▶ PROBLEM 1
How many nautical miles of motoring does the fuel allowance cover, according to the sailing budget text?
▶ PROBLEM 2
List every expense category that the sailing budget text discusses.
▶ PROBLEM 3
Continue the sailing budget text, starting right after its last sentence.

*** Opening of DOCUMENT TEXT ***

I feel that each of these budgets is realistic for a 26' in good condition operating in Puget Sound.

It would allow me to replace my sails at reasonable intervals, one new mainsail every 3 years. Or a new headsail every 2. Used sails, junk rigs, or sailrite sails could stretch the budget even more.

I would be able to motor a reasonable amount. Approximately 50 gallons at todays prices, which is around 60 hours at 4 knots in my boat. 240 nautical miles. If I sail 240 days of the year while cruising, then I get to motor one mile per day. A pair of sweeps may be an alternative, but would be the cause of many days of waiting, begging for tows, and unnecessary suffering and embarassment.

At $200 a year for clothes I would look like a pauper, but I would still be dry and warm. That is only ~17 per month.

Medical at $400 would not be a stretch for a healthy 22 year old male who has no health conditions and takes no medicine. That's me.

Food, the more you spend on it the less you will spend on medical care!

*** Close of DOCUMENT TEXT ***
*** Opening of SUPPLIED ENTRIES ***

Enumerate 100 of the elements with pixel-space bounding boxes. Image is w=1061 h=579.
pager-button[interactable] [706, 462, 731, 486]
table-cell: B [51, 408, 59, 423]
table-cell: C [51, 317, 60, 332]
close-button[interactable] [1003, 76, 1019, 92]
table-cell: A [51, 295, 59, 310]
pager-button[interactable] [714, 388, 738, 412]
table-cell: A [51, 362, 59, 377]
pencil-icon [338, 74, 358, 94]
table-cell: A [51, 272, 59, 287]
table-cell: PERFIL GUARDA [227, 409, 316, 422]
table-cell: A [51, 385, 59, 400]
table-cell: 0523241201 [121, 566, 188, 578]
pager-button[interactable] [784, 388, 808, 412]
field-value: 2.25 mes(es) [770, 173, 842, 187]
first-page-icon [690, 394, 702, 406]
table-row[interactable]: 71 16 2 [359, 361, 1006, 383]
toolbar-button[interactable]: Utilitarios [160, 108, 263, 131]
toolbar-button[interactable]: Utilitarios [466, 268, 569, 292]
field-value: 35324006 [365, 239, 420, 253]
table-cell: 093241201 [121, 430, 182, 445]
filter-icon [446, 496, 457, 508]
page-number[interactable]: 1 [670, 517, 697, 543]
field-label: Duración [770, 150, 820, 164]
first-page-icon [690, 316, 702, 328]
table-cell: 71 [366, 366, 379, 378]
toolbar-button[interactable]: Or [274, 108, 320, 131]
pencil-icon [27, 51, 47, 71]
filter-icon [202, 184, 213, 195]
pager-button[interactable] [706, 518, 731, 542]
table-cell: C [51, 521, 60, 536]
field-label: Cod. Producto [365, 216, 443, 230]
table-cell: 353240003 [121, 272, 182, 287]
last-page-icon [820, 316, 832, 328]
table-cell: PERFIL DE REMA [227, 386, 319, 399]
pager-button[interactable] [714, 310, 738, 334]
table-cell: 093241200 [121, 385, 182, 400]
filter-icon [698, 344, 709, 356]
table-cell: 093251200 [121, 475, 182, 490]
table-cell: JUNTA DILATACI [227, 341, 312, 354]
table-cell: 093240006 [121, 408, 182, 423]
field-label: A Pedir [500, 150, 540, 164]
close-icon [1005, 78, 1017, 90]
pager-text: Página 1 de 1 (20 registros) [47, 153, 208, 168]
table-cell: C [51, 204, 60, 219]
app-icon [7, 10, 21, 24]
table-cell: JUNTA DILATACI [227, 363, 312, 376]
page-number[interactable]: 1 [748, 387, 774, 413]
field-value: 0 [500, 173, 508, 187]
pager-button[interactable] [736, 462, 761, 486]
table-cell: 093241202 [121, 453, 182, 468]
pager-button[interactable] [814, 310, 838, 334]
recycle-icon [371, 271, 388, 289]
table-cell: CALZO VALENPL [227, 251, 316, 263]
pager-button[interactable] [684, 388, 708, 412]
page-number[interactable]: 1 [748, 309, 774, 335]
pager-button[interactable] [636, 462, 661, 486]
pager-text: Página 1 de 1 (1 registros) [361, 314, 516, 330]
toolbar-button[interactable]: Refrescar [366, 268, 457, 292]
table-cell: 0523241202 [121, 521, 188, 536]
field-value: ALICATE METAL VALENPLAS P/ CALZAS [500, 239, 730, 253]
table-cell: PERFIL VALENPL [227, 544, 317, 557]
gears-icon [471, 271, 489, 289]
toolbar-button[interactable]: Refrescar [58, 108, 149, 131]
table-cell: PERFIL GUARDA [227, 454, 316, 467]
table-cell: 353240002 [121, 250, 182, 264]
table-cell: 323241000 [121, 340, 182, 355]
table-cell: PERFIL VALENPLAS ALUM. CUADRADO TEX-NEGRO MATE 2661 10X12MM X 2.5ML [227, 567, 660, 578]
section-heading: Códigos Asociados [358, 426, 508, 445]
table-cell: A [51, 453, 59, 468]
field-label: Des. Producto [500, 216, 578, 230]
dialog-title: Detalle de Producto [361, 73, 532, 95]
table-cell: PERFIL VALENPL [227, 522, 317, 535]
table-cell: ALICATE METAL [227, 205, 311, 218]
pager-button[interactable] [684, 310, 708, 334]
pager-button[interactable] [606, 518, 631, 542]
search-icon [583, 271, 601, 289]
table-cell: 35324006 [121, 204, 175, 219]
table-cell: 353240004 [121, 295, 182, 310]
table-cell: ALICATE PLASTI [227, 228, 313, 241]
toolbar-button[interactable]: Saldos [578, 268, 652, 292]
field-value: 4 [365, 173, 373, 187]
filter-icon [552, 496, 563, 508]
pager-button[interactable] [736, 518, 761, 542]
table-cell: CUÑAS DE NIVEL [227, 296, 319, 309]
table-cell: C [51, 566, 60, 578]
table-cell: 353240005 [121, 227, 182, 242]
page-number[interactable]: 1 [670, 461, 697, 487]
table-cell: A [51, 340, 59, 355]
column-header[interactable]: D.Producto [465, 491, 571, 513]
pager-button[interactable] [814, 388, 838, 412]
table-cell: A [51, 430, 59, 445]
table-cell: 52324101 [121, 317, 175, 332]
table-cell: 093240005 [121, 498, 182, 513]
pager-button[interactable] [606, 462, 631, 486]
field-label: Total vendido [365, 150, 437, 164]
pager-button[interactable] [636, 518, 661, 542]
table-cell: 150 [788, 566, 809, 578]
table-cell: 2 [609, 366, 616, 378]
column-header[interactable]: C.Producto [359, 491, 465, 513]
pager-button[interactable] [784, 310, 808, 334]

*** Close of SUPPLIED ENTRIES ***

▶ TASK RESULT 1
240 nautical miles.

▶ TASK RESULT 2
Sails, motoring (fuel), clothes, medical, food

▶ TASK RESULT 3
Moorage at $460 would get you annual moorage at some seriously cheap marinas, but would be better spent on the occasional docking with 110v and running water.

A new GPS unit every 2 or 3 years.

With a $100 electrical budget you could afford one new thing for the electrical per year. One new battery or a new VHF or a new solar panel or some new LED nav lights.

I am sure there are a few things I have looked over, but I feel I have demonstrated that with an able person on a 26' boat you could cruise on $500 a month.

If you were to choose a 23' you may be able to do even better. I don't think the engineless thing is really realistic in todays times, with really great seamanship it is possible, but running channels, entering harbors, and locking through would all require quite a bit of ingenuity.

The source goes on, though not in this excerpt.